---------- MATERIAL PROVIDED ----------
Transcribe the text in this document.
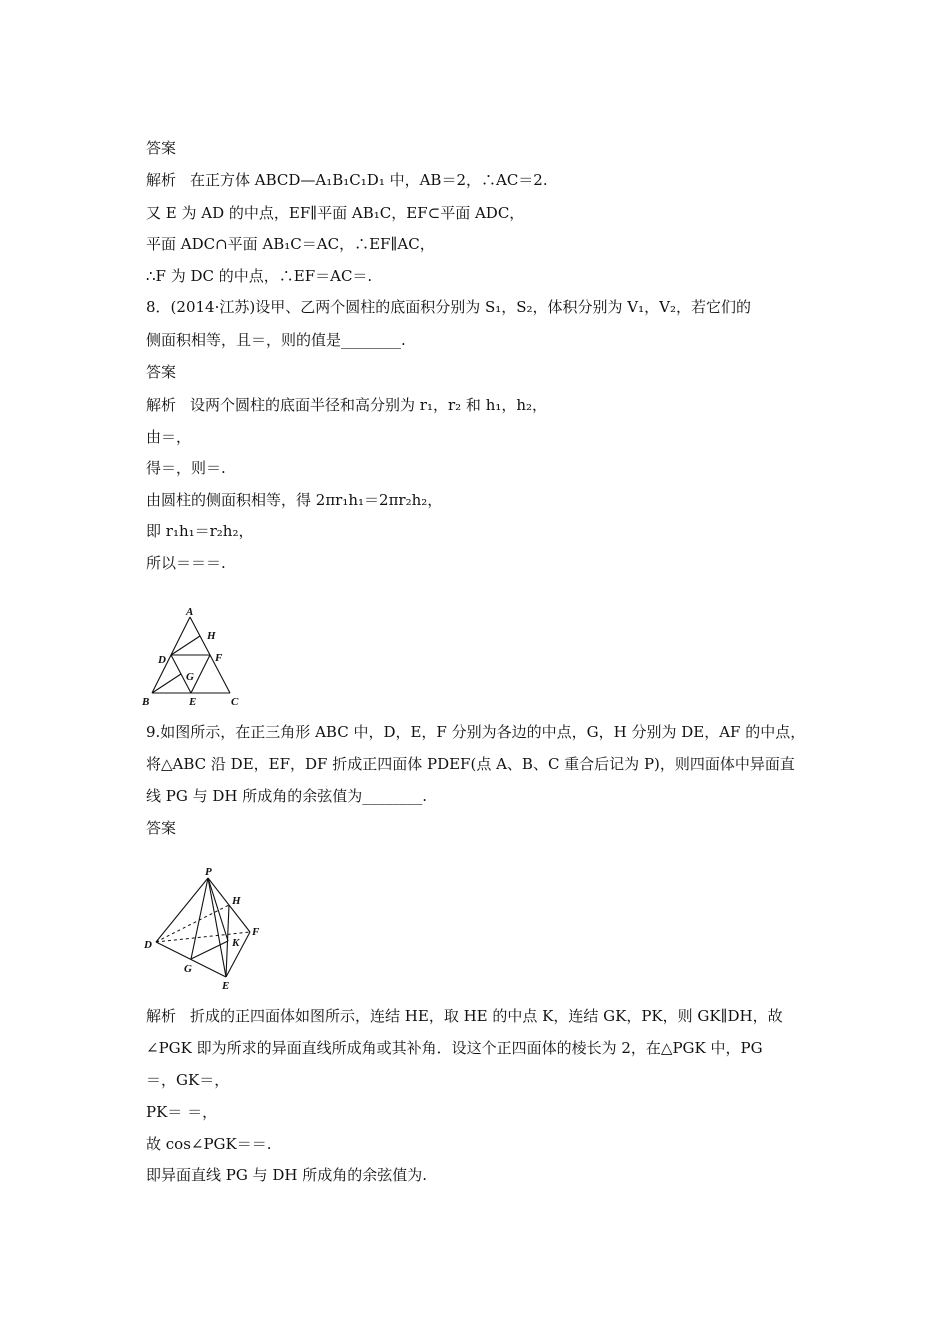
答案
解析 在正方体 ABCD—A₁B₁C₁D₁ 中，AB＝2，∴AC＝2.
又 E 为 AD 的中点，EF∥平面 AB₁C，EF⊂平面 ADC，
平面 ADC∩平面 AB₁C＝AC，∴EF∥AC，
∴F 为 DC 的中点，∴EF＝AC＝.
8．(2014·江苏)设甲、乙两个圆柱的底面积分别为 S₁，S₂，体积分别为 V₁，V₂，若它们的
侧面积相等，且＝，则的值是________.
答案
解析 设两个圆柱的底面半径和高分别为 r₁，r₂ 和 h₁，h₂，
由＝，
得＝，则＝.
由圆柱的侧面积相等，得 2πr₁h₁＝2πr₂h₂，
即 r₁h₁＝r₂h₂，
所以＝＝＝.
A
B	C
D
E
F
G
H
9.如图所示，在正三角形 ABC 中，D，E，F 分别为各边的中点，G，H 分别为 DE，AF 的中点，
将△ABC 沿 DE，EF，DF 折成正四面体 PDEF(点 A、B、C 重合后记为 P)，则四面体中异面直
线 PG 与 DH 所成角的余弦值为________.
答案
P
D
E
F
G
H
K
解析 折成的正四面体如图所示，连结 HE，取 HE 的中点 K，连结 GK，PK，则 GK∥DH，故
∠PGK 即为所求的异面直线所成角或其补角．设这个正四面体的棱长为 2，在△PGK 中，PG
＝，GK＝，
PK＝ ＝，
故 cos∠PGK＝＝.
即异面直线 PG 与 DH 所成角的余弦值为.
----------
INSTRUCTIONS TO FOLLOW: How many lines in the records above contain the word "AB₁C"? Give only the number.

ANSWER TO THE EXERCISE: 2